## EXERCISE AIM
Extract each line from the entries below that has the string "analysis" in it.

* Start LISTED ENTRIES *

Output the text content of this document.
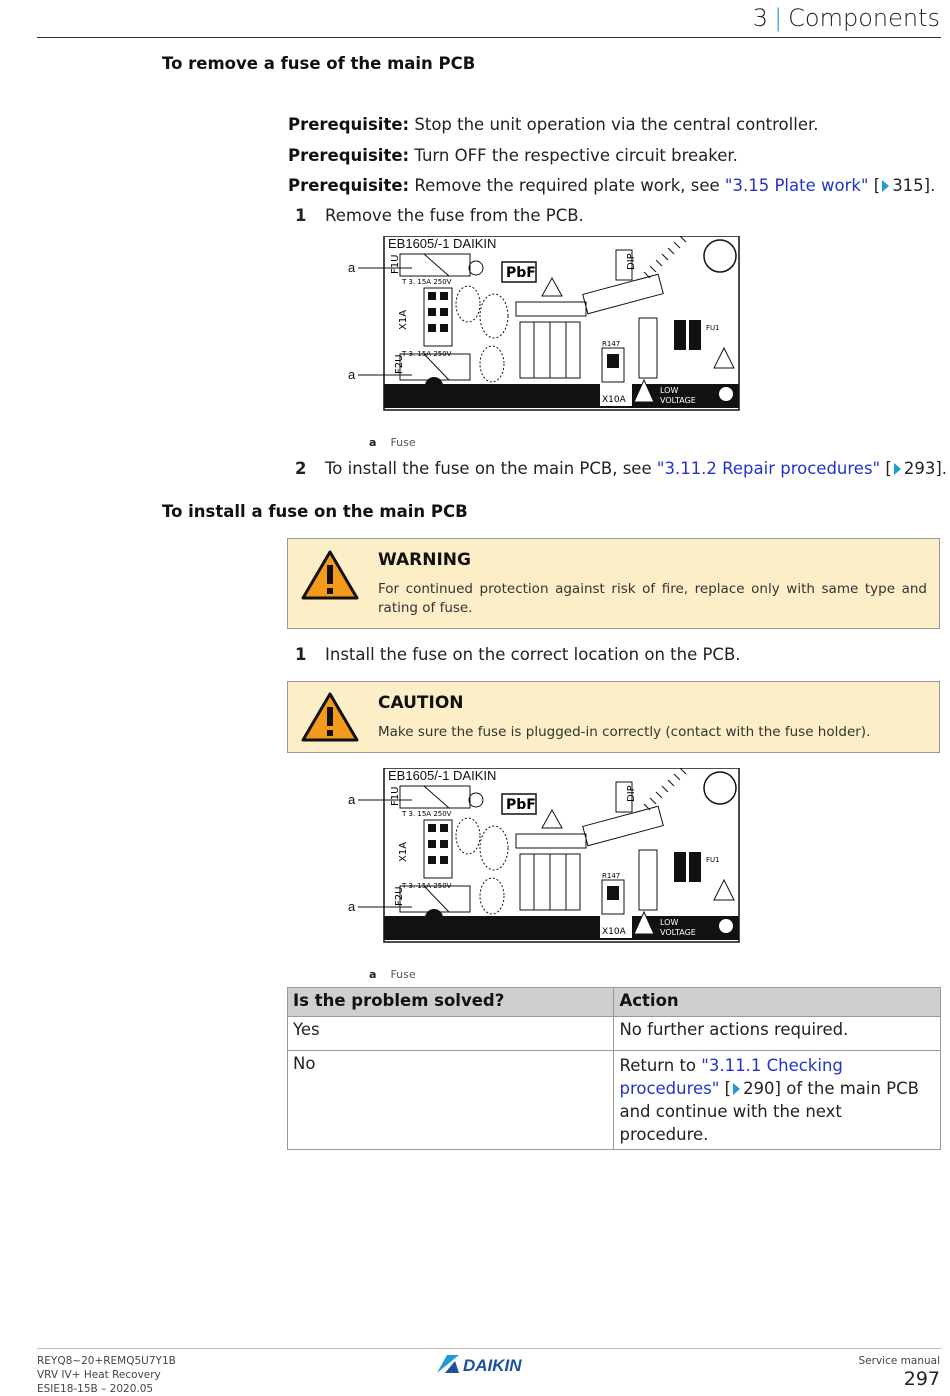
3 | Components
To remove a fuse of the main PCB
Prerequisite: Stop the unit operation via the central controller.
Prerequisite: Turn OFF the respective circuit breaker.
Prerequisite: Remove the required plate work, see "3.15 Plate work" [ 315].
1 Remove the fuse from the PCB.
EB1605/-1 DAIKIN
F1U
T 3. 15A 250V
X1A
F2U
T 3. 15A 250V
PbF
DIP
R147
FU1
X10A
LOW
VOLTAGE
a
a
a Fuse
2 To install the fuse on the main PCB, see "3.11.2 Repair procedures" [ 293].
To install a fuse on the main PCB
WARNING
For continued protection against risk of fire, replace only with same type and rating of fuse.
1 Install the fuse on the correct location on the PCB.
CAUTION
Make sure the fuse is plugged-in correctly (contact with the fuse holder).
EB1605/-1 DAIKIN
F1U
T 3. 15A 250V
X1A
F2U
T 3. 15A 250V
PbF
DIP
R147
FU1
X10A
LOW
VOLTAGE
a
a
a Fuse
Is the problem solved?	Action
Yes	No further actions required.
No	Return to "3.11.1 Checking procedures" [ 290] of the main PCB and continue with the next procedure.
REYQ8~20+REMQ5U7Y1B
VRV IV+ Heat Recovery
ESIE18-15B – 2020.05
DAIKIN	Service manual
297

* End LISTED ENTRIES *
* Start LISTED ENTRIES *

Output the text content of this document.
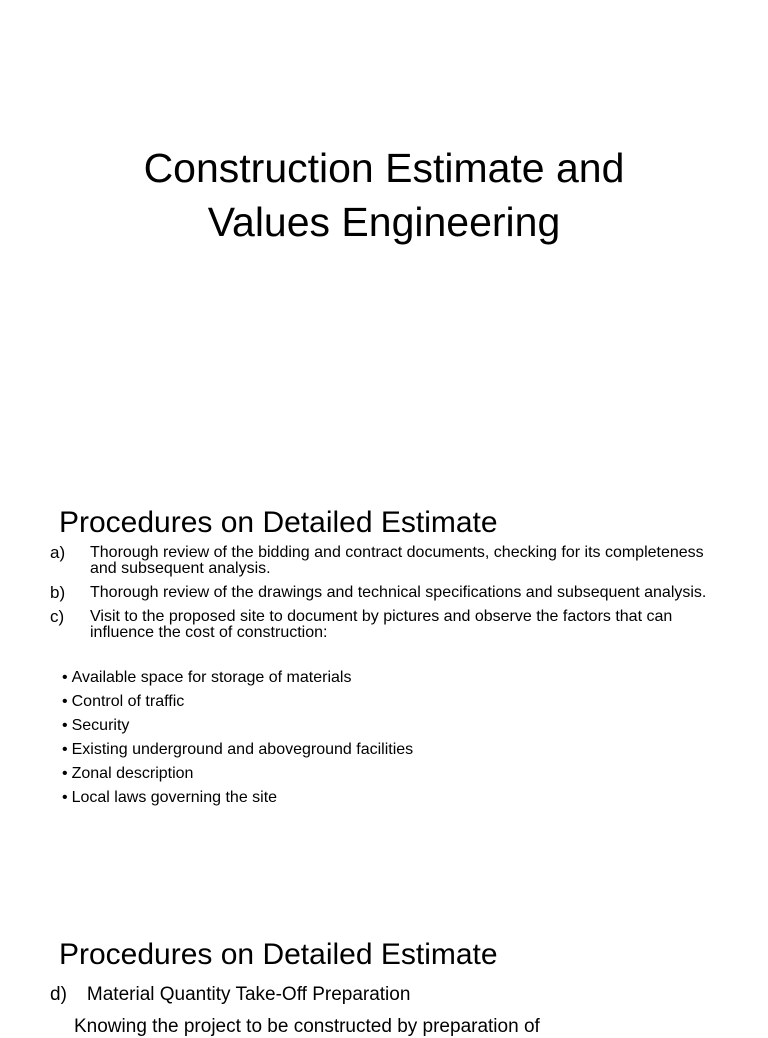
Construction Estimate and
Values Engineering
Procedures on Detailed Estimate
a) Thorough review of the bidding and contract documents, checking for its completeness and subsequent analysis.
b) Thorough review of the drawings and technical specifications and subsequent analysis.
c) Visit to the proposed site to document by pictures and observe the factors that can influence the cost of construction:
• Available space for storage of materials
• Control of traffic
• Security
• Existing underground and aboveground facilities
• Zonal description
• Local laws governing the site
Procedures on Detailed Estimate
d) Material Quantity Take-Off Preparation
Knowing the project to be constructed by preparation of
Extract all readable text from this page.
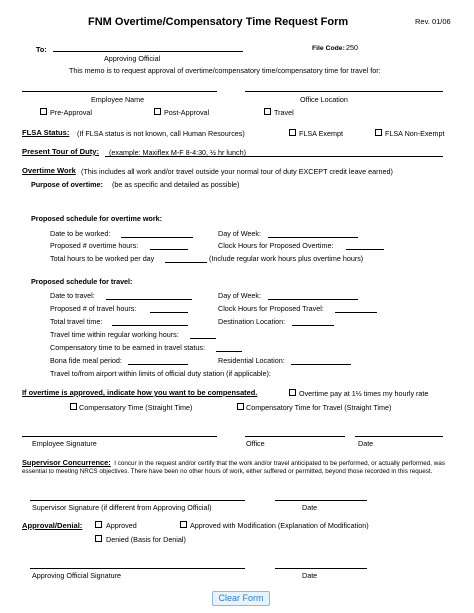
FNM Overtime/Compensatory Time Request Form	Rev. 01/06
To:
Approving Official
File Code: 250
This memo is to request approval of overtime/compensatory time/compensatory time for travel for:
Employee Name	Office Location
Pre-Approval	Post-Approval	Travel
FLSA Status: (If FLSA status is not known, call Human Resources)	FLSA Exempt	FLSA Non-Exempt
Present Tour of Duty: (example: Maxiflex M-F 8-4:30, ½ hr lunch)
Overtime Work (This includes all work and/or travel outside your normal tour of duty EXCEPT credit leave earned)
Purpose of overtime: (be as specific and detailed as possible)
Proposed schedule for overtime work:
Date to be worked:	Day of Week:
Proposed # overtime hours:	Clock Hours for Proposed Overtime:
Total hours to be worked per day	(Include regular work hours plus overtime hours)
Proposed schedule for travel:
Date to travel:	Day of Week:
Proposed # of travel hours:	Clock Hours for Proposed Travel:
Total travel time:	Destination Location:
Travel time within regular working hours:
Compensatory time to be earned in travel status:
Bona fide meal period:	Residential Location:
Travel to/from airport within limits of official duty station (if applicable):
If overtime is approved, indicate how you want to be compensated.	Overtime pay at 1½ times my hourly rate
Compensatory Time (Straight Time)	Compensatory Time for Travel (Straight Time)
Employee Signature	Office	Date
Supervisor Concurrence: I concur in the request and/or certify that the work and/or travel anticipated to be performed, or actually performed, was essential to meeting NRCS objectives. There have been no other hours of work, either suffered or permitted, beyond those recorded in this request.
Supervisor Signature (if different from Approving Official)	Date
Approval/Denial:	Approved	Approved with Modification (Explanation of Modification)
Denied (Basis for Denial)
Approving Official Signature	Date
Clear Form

* End LISTED ENTRIES *

## TASK ANSWER
a) Thorough review of the bidding and contract documents, checking for its completeness and subsequent analysis.
b) Thorough review of the drawings and technical specifications and subsequent analysis.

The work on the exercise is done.